Collected data entries:
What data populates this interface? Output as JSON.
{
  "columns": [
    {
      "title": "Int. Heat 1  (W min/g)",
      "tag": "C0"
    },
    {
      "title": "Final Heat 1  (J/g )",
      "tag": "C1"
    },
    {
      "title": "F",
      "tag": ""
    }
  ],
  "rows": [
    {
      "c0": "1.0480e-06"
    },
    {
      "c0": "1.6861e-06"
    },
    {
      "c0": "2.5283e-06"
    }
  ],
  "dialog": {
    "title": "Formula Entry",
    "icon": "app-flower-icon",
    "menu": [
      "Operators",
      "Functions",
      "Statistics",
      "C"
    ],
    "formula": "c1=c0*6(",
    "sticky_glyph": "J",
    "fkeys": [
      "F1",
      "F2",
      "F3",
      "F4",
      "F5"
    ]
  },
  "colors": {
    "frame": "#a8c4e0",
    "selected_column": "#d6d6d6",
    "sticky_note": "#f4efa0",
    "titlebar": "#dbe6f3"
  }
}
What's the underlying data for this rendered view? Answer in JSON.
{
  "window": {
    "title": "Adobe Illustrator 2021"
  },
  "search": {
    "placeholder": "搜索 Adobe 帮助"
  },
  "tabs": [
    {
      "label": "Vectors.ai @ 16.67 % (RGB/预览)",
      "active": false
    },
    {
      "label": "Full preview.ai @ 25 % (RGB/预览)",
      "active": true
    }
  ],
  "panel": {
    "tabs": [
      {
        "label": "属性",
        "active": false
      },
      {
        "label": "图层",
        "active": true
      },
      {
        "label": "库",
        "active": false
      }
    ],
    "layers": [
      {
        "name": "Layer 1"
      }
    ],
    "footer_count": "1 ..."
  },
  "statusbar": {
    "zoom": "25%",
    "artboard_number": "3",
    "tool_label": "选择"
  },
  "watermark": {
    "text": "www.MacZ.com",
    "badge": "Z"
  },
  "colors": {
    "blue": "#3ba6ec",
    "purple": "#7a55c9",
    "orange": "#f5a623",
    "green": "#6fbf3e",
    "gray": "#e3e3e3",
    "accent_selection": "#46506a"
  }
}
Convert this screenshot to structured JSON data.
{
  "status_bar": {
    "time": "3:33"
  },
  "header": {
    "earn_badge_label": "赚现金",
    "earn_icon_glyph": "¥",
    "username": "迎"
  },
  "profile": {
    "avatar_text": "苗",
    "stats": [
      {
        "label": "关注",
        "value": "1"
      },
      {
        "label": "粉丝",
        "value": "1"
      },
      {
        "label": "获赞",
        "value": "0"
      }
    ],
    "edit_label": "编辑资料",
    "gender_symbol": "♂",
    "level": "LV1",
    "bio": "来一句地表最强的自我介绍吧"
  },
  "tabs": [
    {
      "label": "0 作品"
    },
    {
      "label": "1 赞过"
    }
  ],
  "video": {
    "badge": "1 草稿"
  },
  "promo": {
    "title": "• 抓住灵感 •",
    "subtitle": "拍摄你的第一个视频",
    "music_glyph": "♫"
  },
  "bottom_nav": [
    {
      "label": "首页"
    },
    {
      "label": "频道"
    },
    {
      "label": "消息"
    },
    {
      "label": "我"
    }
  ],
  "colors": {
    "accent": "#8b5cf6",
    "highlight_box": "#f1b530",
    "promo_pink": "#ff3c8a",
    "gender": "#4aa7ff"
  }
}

** Your objective **
The listing above must be transcribed exactly, line by line.

** Output for this exercise **
What data populates this interface? Output as JSON.
{
  "columns": [
    {
      "title": "Int. Heat 1  (W min/g)",
      "tag": "C0"
    },
    {
      "title": "Final Heat 1  (J/g )",
      "tag": "C1"
    },
    {
      "title": "F",
      "tag": ""
    }
  ],
  "rows": [
    {
      "c0": "1.0480e-06"
    },
    {
      "c0": "1.6861e-06"
    },
    {
      "c0": "2.5283e-06"
    }
  ],
  "dialog": {
    "title": "Formula Entry",
    "icon": "app-flower-icon",
    "menu": [
      "Operators",
      "Functions",
      "Statistics",
      "C"
    ],
    "formula": "c1=c0*6(",
    "sticky_glyph": "J",
    "fkeys": [
      "F1",
      "F2",
      "F3",
      "F4",
      "F5"
    ]
  },
  "colors": {
    "frame": "#a8c4e0",
    "selected_column": "#d6d6d6",
    "sticky_note": "#f4efa0",
    "titlebar": "#dbe6f3"
  }
}
What's the underlying data for this rendered view? Answer in JSON.
{
  "window": {
    "title": "Adobe Illustrator 2021"
  },
  "search": {
    "placeholder": "搜索 Adobe 帮助"
  },
  "tabs": [
    {
      "label": "Vectors.ai @ 16.67 % (RGB/预览)",
      "active": false
    },
    {
      "label": "Full preview.ai @ 25 % (RGB/预览)",
      "active": true
    }
  ],
  "panel": {
    "tabs": [
      {
        "label": "属性",
        "active": false
      },
      {
        "label": "图层",
        "active": true
      },
      {
        "label": "库",
        "active": false
      }
    ],
    "layers": [
      {
        "name": "Layer 1"
      }
    ],
    "footer_count": "1 ..."
  },
  "statusbar": {
    "zoom": "25%",
    "artboard_number": "3",
    "tool_label": "选择"
  },
  "watermark": {
    "text": "www.MacZ.com",
    "badge": "Z"
  },
  "colors": {
    "blue": "#3ba6ec",
    "purple": "#7a55c9",
    "orange": "#f5a623",
    "green": "#6fbf3e",
    "gray": "#e3e3e3",
    "accent_selection": "#46506a"
  }
}
Convert this screenshot to structured JSON data.
{
  "status_bar": {
    "time": "3:33"
  },
  "header": {
    "earn_badge_label": "赚现金",
    "earn_icon_glyph": "¥",
    "username": "迎"
  },
  "profile": {
    "avatar_text": "苗",
    "stats": [
      {
        "label": "关注",
        "value": "1"
      },
      {
        "label": "粉丝",
        "value": "1"
      },
      {
        "label": "获赞",
        "value": "0"
      }
    ],
    "edit_label": "编辑资料",
    "gender_symbol": "♂",
    "level": "LV1",
    "bio": "来一句地表最强的自我介绍吧"
  },
  "tabs": [
    {
      "label": "0 作品"
    },
    {
      "label": "1 赞过"
    }
  ],
  "video": {
    "badge": "1 草稿"
  },
  "promo": {
    "title": "• 抓住灵感 •",
    "subtitle": "拍摄你的第一个视频",
    "music_glyph": "♫"
  },
  "bottom_nav": [
    {
      "label": "首页"
    },
    {
      "label": "频道"
    },
    {
      "label": "消息"
    },
    {
      "label": "我"
    }
  ],
  "colors": {
    "accent": "#8b5cf6",
    "highlight_box": "#f1b530",
    "promo_pink": "#ff3c8a",
    "gender": "#4aa7ff"
  }
}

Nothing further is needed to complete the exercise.